Given request: Can the data below be echoed back word for word?
### Input ###
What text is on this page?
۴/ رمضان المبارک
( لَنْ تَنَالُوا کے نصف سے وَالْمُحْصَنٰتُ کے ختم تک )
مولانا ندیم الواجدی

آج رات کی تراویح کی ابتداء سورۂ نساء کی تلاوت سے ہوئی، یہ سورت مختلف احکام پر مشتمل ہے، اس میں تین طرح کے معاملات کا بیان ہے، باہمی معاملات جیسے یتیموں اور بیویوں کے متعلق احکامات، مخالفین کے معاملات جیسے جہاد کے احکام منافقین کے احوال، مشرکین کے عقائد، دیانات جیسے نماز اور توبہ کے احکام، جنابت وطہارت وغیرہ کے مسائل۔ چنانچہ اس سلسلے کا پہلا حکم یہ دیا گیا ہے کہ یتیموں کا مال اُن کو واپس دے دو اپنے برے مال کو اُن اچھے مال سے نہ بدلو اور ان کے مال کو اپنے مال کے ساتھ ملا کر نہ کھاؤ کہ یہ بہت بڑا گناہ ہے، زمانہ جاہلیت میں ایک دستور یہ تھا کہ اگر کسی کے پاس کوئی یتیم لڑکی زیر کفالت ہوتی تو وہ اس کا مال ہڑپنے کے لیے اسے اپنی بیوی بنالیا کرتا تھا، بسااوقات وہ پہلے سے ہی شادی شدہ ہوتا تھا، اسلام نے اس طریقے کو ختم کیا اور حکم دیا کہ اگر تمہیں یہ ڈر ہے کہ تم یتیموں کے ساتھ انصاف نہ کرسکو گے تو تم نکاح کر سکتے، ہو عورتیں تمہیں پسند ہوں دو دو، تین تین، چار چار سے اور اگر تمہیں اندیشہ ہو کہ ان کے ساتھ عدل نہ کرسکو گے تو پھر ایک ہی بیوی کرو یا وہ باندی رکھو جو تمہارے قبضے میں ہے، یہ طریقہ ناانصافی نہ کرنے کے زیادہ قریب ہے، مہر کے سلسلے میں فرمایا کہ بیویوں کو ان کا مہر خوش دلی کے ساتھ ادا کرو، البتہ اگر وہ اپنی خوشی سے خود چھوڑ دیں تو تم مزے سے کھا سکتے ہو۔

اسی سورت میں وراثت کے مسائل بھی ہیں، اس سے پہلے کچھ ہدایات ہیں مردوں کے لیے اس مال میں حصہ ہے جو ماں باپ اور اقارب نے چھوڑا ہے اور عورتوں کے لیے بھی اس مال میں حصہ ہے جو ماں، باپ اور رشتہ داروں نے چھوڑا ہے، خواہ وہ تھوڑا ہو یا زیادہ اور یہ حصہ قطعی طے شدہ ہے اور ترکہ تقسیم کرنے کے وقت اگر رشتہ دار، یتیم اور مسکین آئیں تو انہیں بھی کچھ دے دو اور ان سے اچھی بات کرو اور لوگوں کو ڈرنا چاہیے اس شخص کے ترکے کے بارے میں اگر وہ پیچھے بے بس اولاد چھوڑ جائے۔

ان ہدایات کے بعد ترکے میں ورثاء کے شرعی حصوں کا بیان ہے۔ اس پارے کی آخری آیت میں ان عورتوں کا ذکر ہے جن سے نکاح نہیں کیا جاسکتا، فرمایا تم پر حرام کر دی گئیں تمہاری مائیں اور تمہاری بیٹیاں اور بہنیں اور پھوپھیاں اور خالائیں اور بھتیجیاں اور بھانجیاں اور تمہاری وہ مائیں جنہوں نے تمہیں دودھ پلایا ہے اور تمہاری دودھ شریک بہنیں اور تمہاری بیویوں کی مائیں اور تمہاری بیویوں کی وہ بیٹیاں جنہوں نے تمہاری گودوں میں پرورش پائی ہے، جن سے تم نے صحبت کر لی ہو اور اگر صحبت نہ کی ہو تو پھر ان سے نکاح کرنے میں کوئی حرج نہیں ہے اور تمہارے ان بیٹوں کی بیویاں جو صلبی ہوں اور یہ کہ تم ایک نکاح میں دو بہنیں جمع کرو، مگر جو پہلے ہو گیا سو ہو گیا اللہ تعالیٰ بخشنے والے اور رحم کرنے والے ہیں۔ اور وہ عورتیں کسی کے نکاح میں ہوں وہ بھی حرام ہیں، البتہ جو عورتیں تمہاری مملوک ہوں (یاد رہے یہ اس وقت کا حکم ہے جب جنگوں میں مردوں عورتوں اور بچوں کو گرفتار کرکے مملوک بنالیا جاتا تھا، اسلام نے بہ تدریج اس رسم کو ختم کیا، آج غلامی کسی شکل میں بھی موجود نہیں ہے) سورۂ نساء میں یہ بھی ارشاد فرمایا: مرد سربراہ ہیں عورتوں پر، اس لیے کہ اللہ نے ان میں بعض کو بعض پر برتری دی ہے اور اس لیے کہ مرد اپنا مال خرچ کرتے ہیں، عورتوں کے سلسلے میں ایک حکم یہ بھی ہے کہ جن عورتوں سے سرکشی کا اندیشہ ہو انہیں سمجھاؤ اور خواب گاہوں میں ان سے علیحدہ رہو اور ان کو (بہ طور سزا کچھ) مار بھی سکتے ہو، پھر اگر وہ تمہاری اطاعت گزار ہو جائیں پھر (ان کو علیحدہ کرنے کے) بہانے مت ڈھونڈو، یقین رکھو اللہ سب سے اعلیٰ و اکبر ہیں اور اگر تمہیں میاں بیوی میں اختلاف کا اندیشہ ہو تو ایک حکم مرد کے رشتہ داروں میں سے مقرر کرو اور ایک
###
Response:
What text is on this page?
۴/ رمضان المبارک
( لَنْ تَنَالُوا کے نصف سے وَالْمُحْصَنٰتُ کے ختم تک )
مولانا ندیم الواجدی

آج رات کی تراویح کی ابتداء سورۂ نساء کی تلاوت سے ہوئی، یہ سورت مختلف احکام پر مشتمل ہے، اس میں تین طرح کے معاملات کا بیان ہے، باہمی معاملات جیسے یتیموں اور بیویوں کے متعلق احکامات، مخالفین کے معاملات جیسے جہاد کے احکام منافقین کے احوال، مشرکین کے عقائد، دیانات جیسے نماز اور توبہ کے احکام، جنابت وطہارت وغیرہ کے مسائل۔ چنانچہ اس سلسلے کا پہلا حکم یہ دیا گیا ہے کہ یتیموں کا مال اُن کو واپس دے دو اپنے برے مال کو اُن اچھے مال سے نہ بدلو اور ان کے مال کو اپنے مال کے ساتھ ملا کر نہ کھاؤ کہ یہ بہت بڑا گناہ ہے، زمانہ جاہلیت میں ایک دستور یہ تھا کہ اگر کسی کے پاس کوئی یتیم لڑکی زیر کفالت ہوتی تو وہ اس کا مال ہڑپنے کے لیے اسے اپنی بیوی بنالیا کرتا تھا، بسااوقات وہ پہلے سے ہی شادی شدہ ہوتا تھا، اسلام نے اس طریقے کو ختم کیا اور حکم دیا کہ اگر تمہیں یہ ڈر ہے کہ تم یتیموں کے ساتھ انصاف نہ کرسکو گے تو تم نکاح کر سکتے، ہو عورتیں تمہیں پسند ہوں دو دو، تین تین، چار چار سے اور اگر تمہیں اندیشہ ہو کہ ان کے ساتھ عدل نہ کرسکو گے تو پھر ایک ہی بیوی کرو یا وہ باندی رکھو جو تمہارے قبضے میں ہے، یہ طریقہ ناانصافی نہ کرنے کے زیادہ قریب ہے، مہر کے سلسلے میں فرمایا کہ بیویوں کو ان کا مہر خوش دلی کے ساتھ ادا کرو، البتہ اگر وہ اپنی خوشی سے خود چھوڑ دیں تو تم مزے سے کھا سکتے ہو۔

اسی سورت میں وراثت کے مسائل بھی ہیں، اس سے پہلے کچھ ہدایات ہیں مردوں کے لیے اس مال میں حصہ ہے جو ماں باپ اور اقارب نے چھوڑا ہے اور عورتوں کے لیے بھی اس مال میں حصہ ہے جو ماں، باپ اور رشتہ داروں نے چھوڑا ہے، خواہ وہ تھوڑا ہو یا زیادہ اور یہ حصہ قطعی طے شدہ ہے اور ترکہ تقسیم کرنے کے وقت اگر رشتہ دار، یتیم اور مسکین آئیں تو انہیں بھی کچھ دے دو اور ان سے اچھی بات کرو اور لوگوں کو ڈرنا چاہیے اس شخص کے ترکے کے بارے میں اگر وہ پیچھے بے بس اولاد چھوڑ جائے۔

ان ہدایات کے بعد ترکے میں ورثاء کے شرعی حصوں کا بیان ہے۔ اس پارے کی آخری آیت میں ان عورتوں کا ذکر ہے جن سے نکاح نہیں کیا جاسکتا، فرمایا تم پر حرام کر دی گئیں تمہاری مائیں اور تمہاری بیٹیاں اور بہنیں اور پھوپھیاں اور خالائیں اور بھتیجیاں اور بھانجیاں اور تمہاری وہ مائیں جنہوں نے تمہیں دودھ پلایا ہے اور تمہاری دودھ شریک بہنیں اور تمہاری بیویوں کی مائیں اور تمہاری بیویوں کی وہ بیٹیاں جنہوں نے تمہاری گودوں میں پرورش پائی ہے، جن سے تم نے صحبت کر لی ہو اور اگر صحبت نہ کی ہو تو پھر ان سے نکاح کرنے میں کوئی حرج نہیں ہے اور تمہارے ان بیٹوں کی بیویاں جو صلبی ہوں اور یہ کہ تم ایک نکاح میں دو بہنیں جمع کرو، مگر جو پہلے ہو گیا سو ہو گیا اللہ تعالیٰ بخشنے والے اور رحم کرنے والے ہیں۔ اور وہ عورتیں کسی کے نکاح میں ہوں وہ بھی حرام ہیں، البتہ جو عورتیں تمہاری مملوک ہوں (یاد رہے یہ اس وقت کا حکم ہے جب جنگوں میں مردوں عورتوں اور بچوں کو گرفتار کرکے مملوک بنالیا جاتا تھا، اسلام نے بہ تدریج اس رسم کو ختم کیا، آج غلامی کسی شکل میں بھی موجود نہیں ہے) سورۂ نساء میں یہ بھی ارشاد فرمایا: مرد سربراہ ہیں عورتوں پر، اس لیے کہ اللہ نے ان میں بعض کو بعض پر برتری دی ہے اور اس لیے کہ مرد اپنا مال خرچ کرتے ہیں، عورتوں کے سلسلے میں ایک حکم یہ بھی ہے کہ جن عورتوں سے سرکشی کا اندیشہ ہو انہیں سمجھاؤ اور خواب گاہوں میں ان سے علیحدہ رہو اور ان کو (بہ طور سزا کچھ) مار بھی سکتے ہو، پھر اگر وہ تمہاری اطاعت گزار ہو جائیں پھر (ان کو علیحدہ کرنے کے) بہانے مت ڈھونڈو، یقین رکھو اللہ سب سے اعلیٰ و اکبر ہیں اور اگر تمہیں میاں بیوی میں اختلاف کا اندیشہ ہو تو ایک حکم مرد کے رشتہ داروں میں سے مقرر کرو اور ایک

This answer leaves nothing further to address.